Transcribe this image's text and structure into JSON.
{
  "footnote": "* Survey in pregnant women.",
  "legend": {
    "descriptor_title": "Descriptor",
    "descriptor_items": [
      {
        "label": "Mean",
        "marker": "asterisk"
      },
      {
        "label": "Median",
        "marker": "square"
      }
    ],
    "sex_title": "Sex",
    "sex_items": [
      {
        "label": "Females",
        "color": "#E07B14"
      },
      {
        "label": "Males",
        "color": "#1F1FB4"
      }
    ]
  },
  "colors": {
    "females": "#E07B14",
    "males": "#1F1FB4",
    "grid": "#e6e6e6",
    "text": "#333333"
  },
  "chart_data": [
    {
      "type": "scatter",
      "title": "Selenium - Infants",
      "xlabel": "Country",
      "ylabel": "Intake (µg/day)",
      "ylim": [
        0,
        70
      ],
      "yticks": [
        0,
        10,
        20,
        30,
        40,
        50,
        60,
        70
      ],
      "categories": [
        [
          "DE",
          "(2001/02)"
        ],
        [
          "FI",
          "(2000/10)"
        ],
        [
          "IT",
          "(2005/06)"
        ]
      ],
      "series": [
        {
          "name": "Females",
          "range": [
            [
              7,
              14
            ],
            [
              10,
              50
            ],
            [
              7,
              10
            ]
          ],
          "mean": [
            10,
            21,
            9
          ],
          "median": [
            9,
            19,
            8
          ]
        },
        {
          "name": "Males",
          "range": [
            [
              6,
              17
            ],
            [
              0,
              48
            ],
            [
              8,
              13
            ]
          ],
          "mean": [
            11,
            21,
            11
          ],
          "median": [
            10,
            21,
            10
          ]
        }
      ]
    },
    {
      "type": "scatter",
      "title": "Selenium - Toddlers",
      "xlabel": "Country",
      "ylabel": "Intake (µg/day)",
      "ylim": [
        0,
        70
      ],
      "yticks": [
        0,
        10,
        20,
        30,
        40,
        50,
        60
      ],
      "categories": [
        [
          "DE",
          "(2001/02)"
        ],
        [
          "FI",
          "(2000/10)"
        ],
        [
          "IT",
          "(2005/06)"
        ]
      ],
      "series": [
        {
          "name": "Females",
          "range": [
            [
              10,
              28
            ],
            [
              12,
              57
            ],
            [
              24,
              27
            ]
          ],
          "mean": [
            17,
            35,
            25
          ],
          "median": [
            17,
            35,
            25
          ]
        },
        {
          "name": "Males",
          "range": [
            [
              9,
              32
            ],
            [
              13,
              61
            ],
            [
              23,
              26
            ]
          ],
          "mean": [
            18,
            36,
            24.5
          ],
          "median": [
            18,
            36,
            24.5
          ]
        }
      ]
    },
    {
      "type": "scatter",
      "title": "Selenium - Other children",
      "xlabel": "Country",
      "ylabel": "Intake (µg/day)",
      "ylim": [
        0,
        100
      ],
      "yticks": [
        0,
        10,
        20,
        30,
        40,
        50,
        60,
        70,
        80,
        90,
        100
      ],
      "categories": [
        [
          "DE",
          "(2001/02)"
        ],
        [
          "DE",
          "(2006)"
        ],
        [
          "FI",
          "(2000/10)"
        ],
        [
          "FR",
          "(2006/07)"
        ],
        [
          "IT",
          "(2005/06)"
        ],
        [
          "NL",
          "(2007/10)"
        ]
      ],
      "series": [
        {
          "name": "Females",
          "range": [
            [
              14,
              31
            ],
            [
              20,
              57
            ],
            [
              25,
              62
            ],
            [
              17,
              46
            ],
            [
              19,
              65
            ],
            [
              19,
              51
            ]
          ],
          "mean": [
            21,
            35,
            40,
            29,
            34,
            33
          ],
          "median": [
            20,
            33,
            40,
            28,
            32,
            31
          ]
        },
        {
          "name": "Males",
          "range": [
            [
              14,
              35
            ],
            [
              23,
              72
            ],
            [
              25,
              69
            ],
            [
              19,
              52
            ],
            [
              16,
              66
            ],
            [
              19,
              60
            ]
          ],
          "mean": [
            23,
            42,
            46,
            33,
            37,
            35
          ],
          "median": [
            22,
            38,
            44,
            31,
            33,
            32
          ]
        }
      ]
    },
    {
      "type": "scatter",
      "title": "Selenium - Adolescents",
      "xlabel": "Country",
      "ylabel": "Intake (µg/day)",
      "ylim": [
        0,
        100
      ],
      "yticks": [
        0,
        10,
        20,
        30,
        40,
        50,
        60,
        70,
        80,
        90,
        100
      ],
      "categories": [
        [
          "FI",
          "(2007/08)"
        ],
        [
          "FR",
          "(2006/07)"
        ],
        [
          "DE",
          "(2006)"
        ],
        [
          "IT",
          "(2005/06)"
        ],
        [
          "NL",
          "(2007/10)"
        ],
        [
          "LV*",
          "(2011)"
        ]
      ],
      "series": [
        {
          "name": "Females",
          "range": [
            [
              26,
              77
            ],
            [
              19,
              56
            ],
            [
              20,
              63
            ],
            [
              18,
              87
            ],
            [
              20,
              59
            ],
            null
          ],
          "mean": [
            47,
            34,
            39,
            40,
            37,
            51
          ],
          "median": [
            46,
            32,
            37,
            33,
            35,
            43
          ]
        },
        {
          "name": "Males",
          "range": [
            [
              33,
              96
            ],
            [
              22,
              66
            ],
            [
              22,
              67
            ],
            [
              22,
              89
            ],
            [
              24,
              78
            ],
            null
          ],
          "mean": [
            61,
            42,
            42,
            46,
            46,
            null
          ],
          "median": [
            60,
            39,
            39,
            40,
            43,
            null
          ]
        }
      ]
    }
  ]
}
========
• **What the exercise asks**: Write out the entries above word for word.

• **Written response**:
Transcribe this image's text and structure into JSON.
{
  "footnote": "* Survey in pregnant women.",
  "legend": {
    "descriptor_title": "Descriptor",
    "descriptor_items": [
      {
        "label": "Mean",
        "marker": "asterisk"
      },
      {
        "label": "Median",
        "marker": "square"
      }
    ],
    "sex_title": "Sex",
    "sex_items": [
      {
        "label": "Females",
        "color": "#E07B14"
      },
      {
        "label": "Males",
        "color": "#1F1FB4"
      }
    ]
  },
  "colors": {
    "females": "#E07B14",
    "males": "#1F1FB4",
    "grid": "#e6e6e6",
    "text": "#333333"
  },
  "chart_data": [
    {
      "type": "scatter",
      "title": "Selenium - Infants",
      "xlabel": "Country",
      "ylabel": "Intake (µg/day)",
      "ylim": [
        0,
        70
      ],
      "yticks": [
        0,
        10,
        20,
        30,
        40,
        50,
        60,
        70
      ],
      "categories": [
        [
          "DE",
          "(2001/02)"
        ],
        [
          "FI",
          "(2000/10)"
        ],
        [
          "IT",
          "(2005/06)"
        ]
      ],
      "series": [
        {
          "name": "Females",
          "range": [
            [
              7,
              14
            ],
            [
              10,
              50
            ],
            [
              7,
              10
            ]
          ],
          "mean": [
            10,
            21,
            9
          ],
          "median": [
            9,
            19,
            8
          ]
        },
        {
          "name": "Males",
          "range": [
            [
              6,
              17
            ],
            [
              0,
              48
            ],
            [
              8,
              13
            ]
          ],
          "mean": [
            11,
            21,
            11
          ],
          "median": [
            10,
            21,
            10
          ]
        }
      ]
    },
    {
      "type": "scatter",
      "title": "Selenium - Toddlers",
      "xlabel": "Country",
      "ylabel": "Intake (µg/day)",
      "ylim": [
        0,
        70
      ],
      "yticks": [
        0,
        10,
        20,
        30,
        40,
        50,
        60
      ],
      "categories": [
        [
          "DE",
          "(2001/02)"
        ],
        [
          "FI",
          "(2000/10)"
        ],
        [
          "IT",
          "(2005/06)"
        ]
      ],
      "series": [
        {
          "name": "Females",
          "range": [
            [
              10,
              28
            ],
            [
              12,
              57
            ],
            [
              24,
              27
            ]
          ],
          "mean": [
            17,
            35,
            25
          ],
          "median": [
            17,
            35,
            25
          ]
        },
        {
          "name": "Males",
          "range": [
            [
              9,
              32
            ],
            [
              13,
              61
            ],
            [
              23,
              26
            ]
          ],
          "mean": [
            18,
            36,
            24.5
          ],
          "median": [
            18,
            36,
            24.5
          ]
        }
      ]
    },
    {
      "type": "scatter",
      "title": "Selenium - Other children",
      "xlabel": "Country",
      "ylabel": "Intake (µg/day)",
      "ylim": [
        0,
        100
      ],
      "yticks": [
        0,
        10,
        20,
        30,
        40,
        50,
        60,
        70,
        80,
        90,
        100
      ],
      "categories": [
        [
          "DE",
          "(2001/02)"
        ],
        [
          "DE",
          "(2006)"
        ],
        [
          "FI",
          "(2000/10)"
        ],
        [
          "FR",
          "(2006/07)"
        ],
        [
          "IT",
          "(2005/06)"
        ],
        [
          "NL",
          "(2007/10)"
        ]
      ],
      "series": [
        {
          "name": "Females",
          "range": [
            [
              14,
              31
            ],
            [
              20,
              57
            ],
            [
              25,
              62
            ],
            [
              17,
              46
            ],
            [
              19,
              65
            ],
            [
              19,
              51
            ]
          ],
          "mean": [
            21,
            35,
            40,
            29,
            34,
            33
          ],
          "median": [
            20,
            33,
            40,
            28,
            32,
            31
          ]
        },
        {
          "name": "Males",
          "range": [
            [
              14,
              35
            ],
            [
              23,
              72
            ],
            [
              25,
              69
            ],
            [
              19,
              52
            ],
            [
              16,
              66
            ],
            [
              19,
              60
            ]
          ],
          "mean": [
            23,
            42,
            46,
            33,
            37,
            35
          ],
          "median": [
            22,
            38,
            44,
            31,
            33,
            32
          ]
        }
      ]
    },
    {
      "type": "scatter",
      "title": "Selenium - Adolescents",
      "xlabel": "Country",
      "ylabel": "Intake (µg/day)",
      "ylim": [
        0,
        100
      ],
      "yticks": [
        0,
        10,
        20,
        30,
        40,
        50,
        60,
        70,
        80,
        90,
        100
      ],
      "categories": [
        [
          "FI",
          "(2007/08)"
        ],
        [
          "FR",
          "(2006/07)"
        ],
        [
          "DE",
          "(2006)"
        ],
        [
          "IT",
          "(2005/06)"
        ],
        [
          "NL",
          "(2007/10)"
        ],
        [
          "LV*",
          "(2011)"
        ]
      ],
      "series": [
        {
          "name": "Females",
          "range": [
            [
              26,
              77
            ],
            [
              19,
              56
            ],
            [
              20,
              63
            ],
            [
              18,
              87
            ],
            [
              20,
              59
            ],
            null
          ],
          "mean": [
            47,
            34,
            39,
            40,
            37,
            51
          ],
          "median": [
            46,
            32,
            37,
            33,
            35,
            43
          ]
        },
        {
          "name": "Males",
          "range": [
            [
              33,
              96
            ],
            [
              22,
              66
            ],
            [
              22,
              67
            ],
            [
              22,
              89
            ],
            [
              24,
              78
            ],
            null
          ],
          "mean": [
            61,
            42,
            42,
            46,
            46,
            null
          ],
          "median": [
            60,
            39,
            39,
            40,
            43,
            null
          ]
        }
      ]
    }
  ]
}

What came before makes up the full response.